=== What the exercise asks ===
Only lines with the string "Grade" matter here; gather them from the material below.

=== Collected data ===

▼

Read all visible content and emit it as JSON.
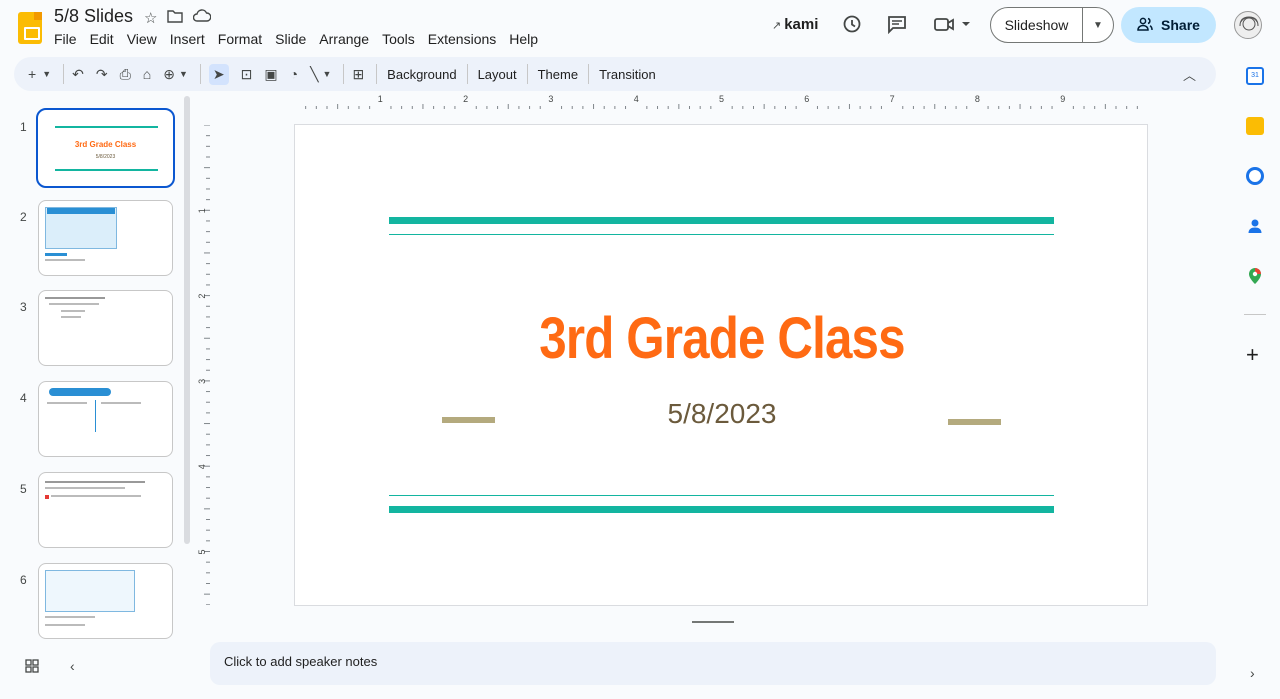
{
  "app": {
    "doc_title": "5/8 Slides",
    "menu": [
      "File",
      "Edit",
      "View",
      "Insert",
      "Format",
      "Slide",
      "Arrange",
      "Tools",
      "Extensions",
      "Help"
    ]
  },
  "header": {
    "kami_label": "kami",
    "slideshow_label": "Slideshow",
    "share_label": "Share"
  },
  "toolbar": {
    "background_label": "Background",
    "layout_label": "Layout",
    "theme_label": "Theme",
    "transition_label": "Transition"
  },
  "rulers": {
    "horizontal": [
      "1",
      "2",
      "3",
      "4",
      "5",
      "6",
      "7",
      "8",
      "9"
    ],
    "vertical": [
      "1",
      "2",
      "3",
      "4",
      "5"
    ]
  },
  "filmstrip": {
    "slides": [
      {
        "number": "1",
        "title": "3rd Grade Class",
        "subtitle": "5/8/2023"
      },
      {
        "number": "2"
      },
      {
        "number": "3"
      },
      {
        "number": "4"
      },
      {
        "number": "5"
      },
      {
        "number": "6"
      }
    ]
  },
  "slide": {
    "title": "3rd Grade Class",
    "subtitle": "5/8/2023",
    "colors": {
      "accent_bar": "#13b5a0",
      "title": "#ff6a13",
      "subtitle": "#6b5a3c",
      "dash": "#b4aa7e"
    }
  },
  "notes": {
    "placeholder": "Click to add speaker notes"
  },
  "side_panel": {
    "icons": [
      "calendar-icon",
      "keep-icon",
      "tasks-icon",
      "contacts-icon",
      "maps-icon"
    ]
  }
}
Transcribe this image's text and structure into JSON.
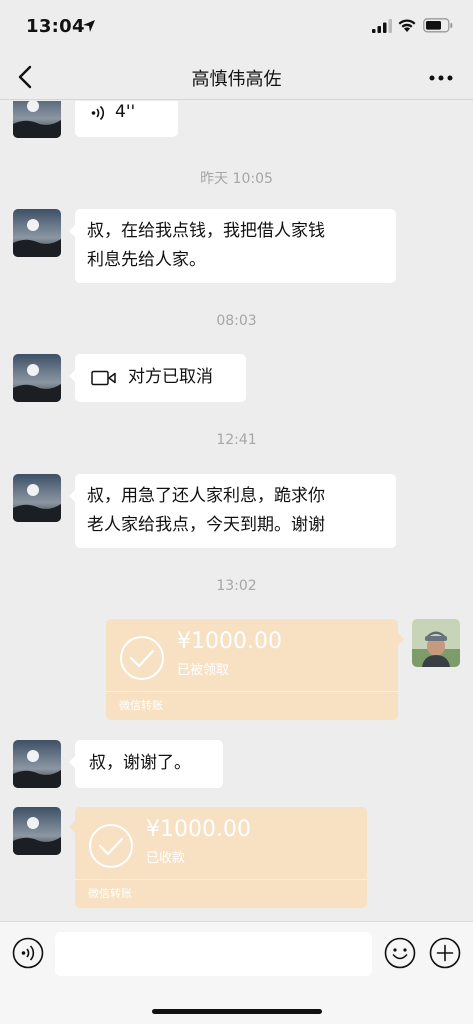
{
  "status_bar": {
    "time": "13:04"
  },
  "header": {
    "title": "高慎伟高佐"
  },
  "messages": {
    "voice_duration": "4''",
    "ts1": "昨天 10:05",
    "msg1_line1": "叔，在给我点钱，我把借人家钱",
    "msg1_line2": "利息先给人家。",
    "ts2": "08:03",
    "video_call_text": "对方已取消",
    "ts3": "12:41",
    "msg2_line1": "叔，用急了还人家利息，跪求你",
    "msg2_line2": "老人家给我点，今天到期。谢谢",
    "ts4": "13:02",
    "transfer1": {
      "amount": "¥1000.00",
      "status": "已被领取",
      "label": "微信转账"
    },
    "msg3": "叔，谢谢了。",
    "transfer2": {
      "amount": "¥1000.00",
      "status": "已收款",
      "label": "微信转账"
    }
  },
  "colors": {
    "background": "#ededed",
    "transfer_bubble": "#f8e1c2",
    "bubble": "#ffffff"
  }
}
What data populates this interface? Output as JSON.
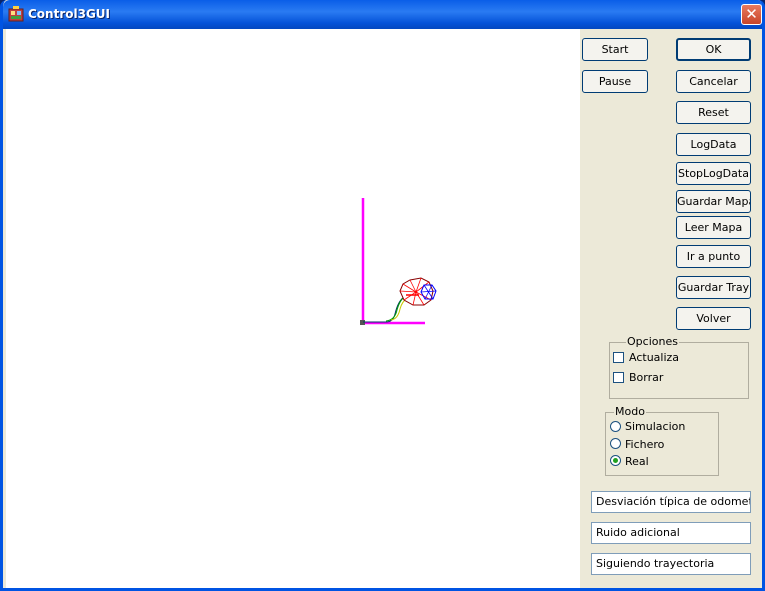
{
  "window": {
    "title": "Control3GUI",
    "close_glyph": "✕"
  },
  "buttons": {
    "start": "Start",
    "pause": "Pause",
    "ok": "OK",
    "cancelar": "Cancelar",
    "reset": "Reset",
    "logdata": "LogData",
    "stoplogdata": "StopLogData",
    "guardar_mapa": "Guardar Mapa",
    "leer_mapa": "Leer Mapa",
    "ir_a_punto": "Ir a punto",
    "guardar_tray": "Guardar Tray",
    "volver": "Volver"
  },
  "opciones": {
    "label": "Opciones",
    "actualiza": {
      "label": "Actualiza",
      "checked": false
    },
    "borrar": {
      "label": "Borrar",
      "checked": false
    }
  },
  "modo": {
    "label": "Modo",
    "options": [
      {
        "label": "Simulacion",
        "selected": false
      },
      {
        "label": "Fichero",
        "selected": false
      },
      {
        "label": "Real",
        "selected": true
      }
    ]
  },
  "status_fields": {
    "odometria": "Desviación típica de odometría",
    "ruido": "Ruido adicional",
    "trayectoria": "Siguiendo trayectoria"
  },
  "colors": {
    "axis": "#ff00ff",
    "robot_outline": "#880000",
    "robot_rays": "#ff0000",
    "sensor": "#0000ff",
    "trajectory_dark": "#003366",
    "trajectory_green": "#00a000",
    "trajectory_yellow": "#c8c800"
  }
}
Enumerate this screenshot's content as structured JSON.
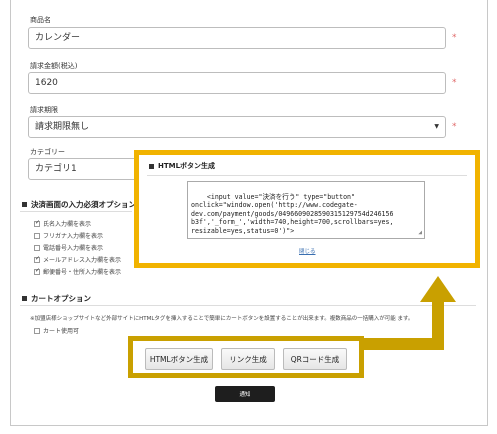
{
  "form": {
    "product_name_label": "商品名",
    "product_name_value": "カレンダー",
    "amount_label": "請求金額(税込)",
    "amount_value": "1620",
    "deadline_label": "請求期限",
    "deadline_value": "請求期限無し",
    "category_label": "カテゴリー",
    "category_value": "カテゴリ1",
    "required_mark": "*"
  },
  "payment_screen": {
    "heading": "決済画面の入力必須オプション",
    "items": [
      {
        "label": "氏名入力欄を表示",
        "checked": true
      },
      {
        "label": "フリガナ入力欄を表示",
        "checked": false
      },
      {
        "label": "電話番号入力欄を表示",
        "checked": false
      },
      {
        "label": "メールアドレス入力欄を表示",
        "checked": true
      },
      {
        "label": "郵便番号・住所入力欄を表示",
        "checked": true
      }
    ]
  },
  "cart_option": {
    "heading": "カートオプション",
    "note": "※加盟店様ショップサイトなど外部サイトにHTMLタグを挿入することで簡単にカートボタンを設置することが出来ます。複数商品の一括購入が可能 ます。",
    "use_label": "カート使用可"
  },
  "popup": {
    "title": "HTMLボタン生成",
    "code": "<input value=\"決済を行う\" type=\"button\"\nonclick=\"window.open('http://www.codegate-\ndev.com/payment/goods/0496609028590315129754d246156\nb3f','_form_','width=740,height=700,scrollbars=yes,\nresizable=yes,status=0')\">",
    "close_label": "閉じる"
  },
  "buttons": {
    "html_button": "HTMLボタン生成",
    "link_button": "リンク生成",
    "qr_button": "QRコード生成",
    "update_button": "通知"
  },
  "colors": {
    "highlight_yellow": "#f1b300",
    "highlight_dark_yellow": "#c9a000",
    "arrow_color": "#c9a000"
  }
}
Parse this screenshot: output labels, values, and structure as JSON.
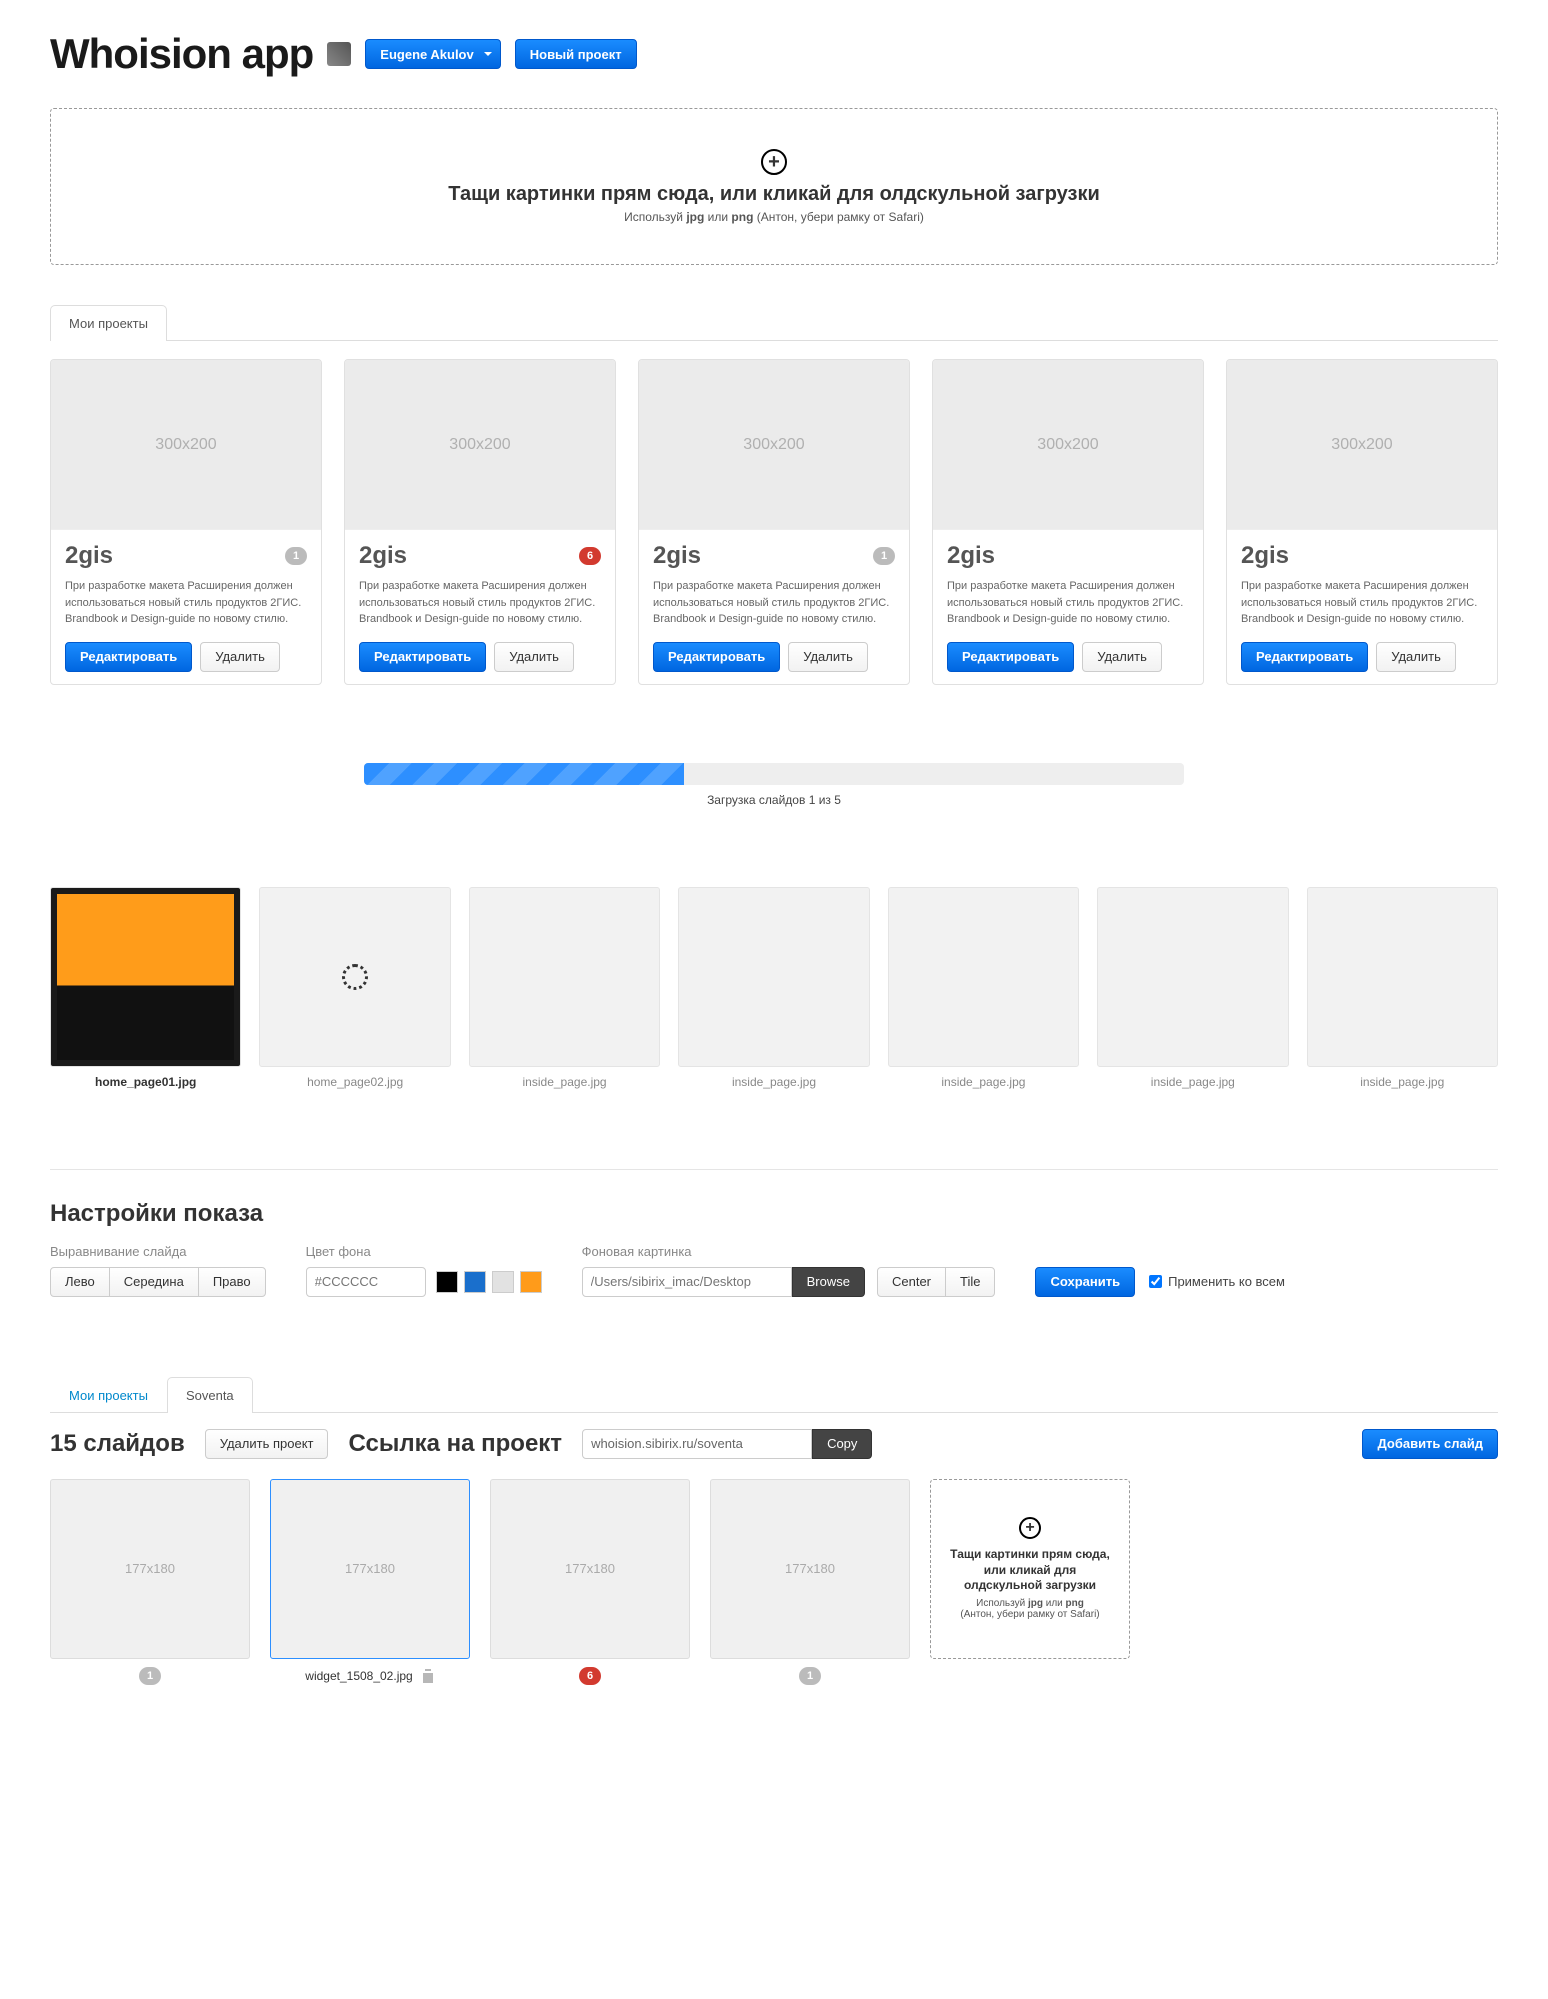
{
  "header": {
    "brand": "Whoision app",
    "user": "Eugene Akulov",
    "new_project": "Новый проект"
  },
  "dropzone": {
    "title": "Тащи картинки прям сюда, или кликай для олдскульной загрузки",
    "sub_prefix": "Используй ",
    "fmt1": "jpg",
    "sub_mid": " или ",
    "fmt2": "png",
    "sub_suffix": " (Антон, убери рамку от Safari)"
  },
  "tabs_my_projects": "Мои проекты",
  "placeholder_thumb": "300x200",
  "cards": [
    {
      "title": "2gis",
      "badge": "1",
      "badge_red": false
    },
    {
      "title": "2gis",
      "badge": "6",
      "badge_red": true
    },
    {
      "title": "2gis",
      "badge": "1",
      "badge_red": false
    },
    {
      "title": "2gis",
      "badge": "",
      "badge_red": false
    },
    {
      "title": "2gis",
      "badge": "",
      "badge_red": false
    }
  ],
  "card_desc": "При разработке макета Расширения должен использоваться новый стиль продуктов 2ГИС. Brandbook и Design-guide по новому стилю.",
  "card_edit": "Редактировать",
  "card_delete": "Удалить",
  "progress_text": "Загрузка слайдов 1 из 5",
  "slides": [
    {
      "name": "home_page01.jpg",
      "state": "img"
    },
    {
      "name": "home_page02.jpg",
      "state": "loading"
    },
    {
      "name": "inside_page.jpg",
      "state": "empty"
    },
    {
      "name": "inside_page.jpg",
      "state": "empty"
    },
    {
      "name": "inside_page.jpg",
      "state": "empty"
    },
    {
      "name": "inside_page.jpg",
      "state": "empty"
    },
    {
      "name": "inside_page.jpg",
      "state": "empty"
    }
  ],
  "settings": {
    "heading": "Настройки показа",
    "align_label": "Выравнивание слайда",
    "align_opts": [
      "Лево",
      "Середина",
      "Право"
    ],
    "bg_color_label": "Цвет фона",
    "bg_color_placeholder": "#CCCCCC",
    "swatches": [
      "#000000",
      "#1a6fcc",
      "#e2e2e2",
      "#ff9b1a"
    ],
    "bg_image_label": "Фоновая картинка",
    "bg_image_placeholder": "/Users/sibirix_imac/Desktop",
    "browse": "Browse",
    "pos_opts": [
      "Center",
      "Tile"
    ],
    "save": "Сохранить",
    "apply_all": "Применить ко всем"
  },
  "tabs2": {
    "my_projects": "Мои проекты",
    "active": "Soventa"
  },
  "project": {
    "count_title": "15 слайдов",
    "delete_project": "Удалить проект",
    "link_label": "Ссылка на проект",
    "link_value": "whoision.sibirix.ru/soventa",
    "copy": "Copy",
    "add_slide": "Добавить слайд"
  },
  "placeholder_177": "177x180",
  "slides2": [
    {
      "label": "",
      "badge": "1",
      "badge_red": false,
      "sel": false,
      "name": ""
    },
    {
      "label": "",
      "badge": "",
      "badge_red": false,
      "sel": true,
      "name": "widget_1508_02.jpg"
    },
    {
      "label": "",
      "badge": "6",
      "badge_red": true,
      "sel": false,
      "name": ""
    },
    {
      "label": "",
      "badge": "1",
      "badge_red": false,
      "sel": false,
      "name": ""
    }
  ],
  "dz_small": {
    "title": "Тащи картинки прям сюда, или кликай для олдскульной загрузки",
    "sub_prefix": "Используй ",
    "fmt1": "jpg",
    "sub_mid": " или ",
    "fmt2": "png",
    "sub_suffix": "(Антон, убери рамку от Safari)"
  }
}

▲

=== Solution ===
        "title": "3rd Grade Class",
    "title": "3rd Grade Class",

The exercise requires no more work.